TASK BRIEF - Your task is to print the material below exactly as presented.

RECORDS SHOWN -

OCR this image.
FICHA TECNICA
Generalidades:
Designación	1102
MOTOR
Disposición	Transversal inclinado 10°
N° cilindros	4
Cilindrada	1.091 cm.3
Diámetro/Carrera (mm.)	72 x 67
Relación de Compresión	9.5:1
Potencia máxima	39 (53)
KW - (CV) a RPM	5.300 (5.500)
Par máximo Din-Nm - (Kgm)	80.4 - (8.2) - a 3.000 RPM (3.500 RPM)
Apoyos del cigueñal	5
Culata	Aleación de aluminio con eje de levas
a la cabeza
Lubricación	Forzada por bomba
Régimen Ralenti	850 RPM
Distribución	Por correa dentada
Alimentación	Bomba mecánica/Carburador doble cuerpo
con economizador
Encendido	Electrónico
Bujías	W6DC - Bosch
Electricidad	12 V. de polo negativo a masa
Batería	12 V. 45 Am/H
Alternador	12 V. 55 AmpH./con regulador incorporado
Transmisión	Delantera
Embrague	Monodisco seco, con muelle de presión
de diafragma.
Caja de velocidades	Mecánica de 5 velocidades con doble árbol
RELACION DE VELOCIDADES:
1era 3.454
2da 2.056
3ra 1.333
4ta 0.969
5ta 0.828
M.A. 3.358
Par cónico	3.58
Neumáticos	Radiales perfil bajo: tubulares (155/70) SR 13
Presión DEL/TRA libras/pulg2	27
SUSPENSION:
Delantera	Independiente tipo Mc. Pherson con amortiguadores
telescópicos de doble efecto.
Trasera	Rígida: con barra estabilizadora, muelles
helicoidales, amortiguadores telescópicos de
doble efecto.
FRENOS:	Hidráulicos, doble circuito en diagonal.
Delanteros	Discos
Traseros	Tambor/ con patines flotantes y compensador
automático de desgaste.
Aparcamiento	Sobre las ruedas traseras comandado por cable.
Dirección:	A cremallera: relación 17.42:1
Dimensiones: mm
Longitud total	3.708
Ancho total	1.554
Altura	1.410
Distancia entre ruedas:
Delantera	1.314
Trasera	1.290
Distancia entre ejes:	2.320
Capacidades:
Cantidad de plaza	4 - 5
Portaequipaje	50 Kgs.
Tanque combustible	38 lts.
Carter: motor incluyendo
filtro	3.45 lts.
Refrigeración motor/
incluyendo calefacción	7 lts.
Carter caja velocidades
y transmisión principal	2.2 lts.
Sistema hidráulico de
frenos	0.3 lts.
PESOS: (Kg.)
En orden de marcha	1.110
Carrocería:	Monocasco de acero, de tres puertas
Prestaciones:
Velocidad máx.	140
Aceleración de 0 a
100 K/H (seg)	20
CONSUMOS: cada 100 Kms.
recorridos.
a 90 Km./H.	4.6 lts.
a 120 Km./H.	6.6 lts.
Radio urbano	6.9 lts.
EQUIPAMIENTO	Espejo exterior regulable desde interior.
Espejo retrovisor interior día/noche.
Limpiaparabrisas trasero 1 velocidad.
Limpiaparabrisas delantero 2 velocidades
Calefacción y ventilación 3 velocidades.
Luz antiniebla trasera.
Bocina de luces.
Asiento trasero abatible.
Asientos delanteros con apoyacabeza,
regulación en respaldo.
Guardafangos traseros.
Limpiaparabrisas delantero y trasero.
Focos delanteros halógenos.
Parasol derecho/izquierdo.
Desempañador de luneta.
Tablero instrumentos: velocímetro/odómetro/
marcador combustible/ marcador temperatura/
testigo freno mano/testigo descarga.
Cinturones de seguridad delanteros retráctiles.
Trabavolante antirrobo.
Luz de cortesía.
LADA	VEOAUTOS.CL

EXERCISE ANSWER -
OCR this image.
FICHA TECNICA
Generalidades:
Designación	1102
MOTOR
Disposición	Transversal inclinado 10°
N° cilindros	4
Cilindrada	1.091 cm.3
Diámetro/Carrera (mm.)	72 x 67
Relación de Compresión	9.5:1
Potencia máxima	39 (53)
KW - (CV) a RPM	5.300 (5.500)
Par máximo Din-Nm - (Kgm)	80.4 - (8.2) - a 3.000 RPM (3.500 RPM)
Apoyos del cigueñal	5
Culata	Aleación de aluminio con eje de levas
a la cabeza
Lubricación	Forzada por bomba
Régimen Ralenti	850 RPM
Distribución	Por correa dentada
Alimentación	Bomba mecánica/Carburador doble cuerpo
con economizador
Encendido	Electrónico
Bujías	W6DC - Bosch
Electricidad	12 V. de polo negativo a masa
Batería	12 V. 45 Am/H
Alternador	12 V. 55 AmpH./con regulador incorporado
Transmisión	Delantera
Embrague	Monodisco seco, con muelle de presión
de diafragma.
Caja de velocidades	Mecánica de 5 velocidades con doble árbol
RELACION DE VELOCIDADES:
1era 3.454
2da 2.056
3ra 1.333
4ta 0.969
5ta 0.828
M.A. 3.358
Par cónico	3.58
Neumáticos	Radiales perfil bajo: tubulares (155/70) SR 13
Presión DEL/TRA libras/pulg2	27
SUSPENSION:
Delantera	Independiente tipo Mc. Pherson con amortiguadores
telescópicos de doble efecto.
Trasera	Rígida: con barra estabilizadora, muelles
helicoidales, amortiguadores telescópicos de
doble efecto.
FRENOS:	Hidráulicos, doble circuito en diagonal.
Delanteros	Discos
Traseros	Tambor/ con patines flotantes y compensador
automático de desgaste.
Aparcamiento	Sobre las ruedas traseras comandado por cable.
Dirección:	A cremallera: relación 17.42:1
Dimensiones: mm
Longitud total	3.708
Ancho total	1.554
Altura	1.410
Distancia entre ruedas:
Delantera	1.314
Trasera	1.290
Distancia entre ejes:	2.320
Capacidades:
Cantidad de plaza	4 - 5
Portaequipaje	50 Kgs.
Tanque combustible	38 lts.
Carter: motor incluyendo
filtro	3.45 lts.
Refrigeración motor/
incluyendo calefacción	7 lts.
Carter caja velocidades
y transmisión principal	2.2 lts.
Sistema hidráulico de
frenos	0.3 lts.
PESOS: (Kg.)
En orden de marcha	1.110
Carrocería:	Monocasco de acero, de tres puertas
Prestaciones:
Velocidad máx.	140
Aceleración de 0 a
100 K/H (seg)	20
CONSUMOS: cada 100 Kms.
recorridos.
a 90 Km./H.	4.6 lts.
a 120 Km./H.	6.6 lts.
Radio urbano	6.9 lts.
EQUIPAMIENTO	Espejo exterior regulable desde interior.
Espejo retrovisor interior día/noche.
Limpiaparabrisas trasero 1 velocidad.
Limpiaparabrisas delantero 2 velocidades
Calefacción y ventilación 3 velocidades.
Luz antiniebla trasera.
Bocina de luces.
Asiento trasero abatible.
Asientos delanteros con apoyacabeza,
regulación en respaldo.
Guardafangos traseros.
Limpiaparabrisas delantero y trasero.
Focos delanteros halógenos.
Parasol derecho/izquierdo.
Desempañador de luneta.
Tablero instrumentos: velocímetro/odómetro/
marcador combustible/ marcador temperatura/
testigo freno mano/testigo descarga.
Cinturones de seguridad delanteros retráctiles.
Trabavolante antirrobo.
Luz de cortesía.
LADA	VEOAUTOS.CL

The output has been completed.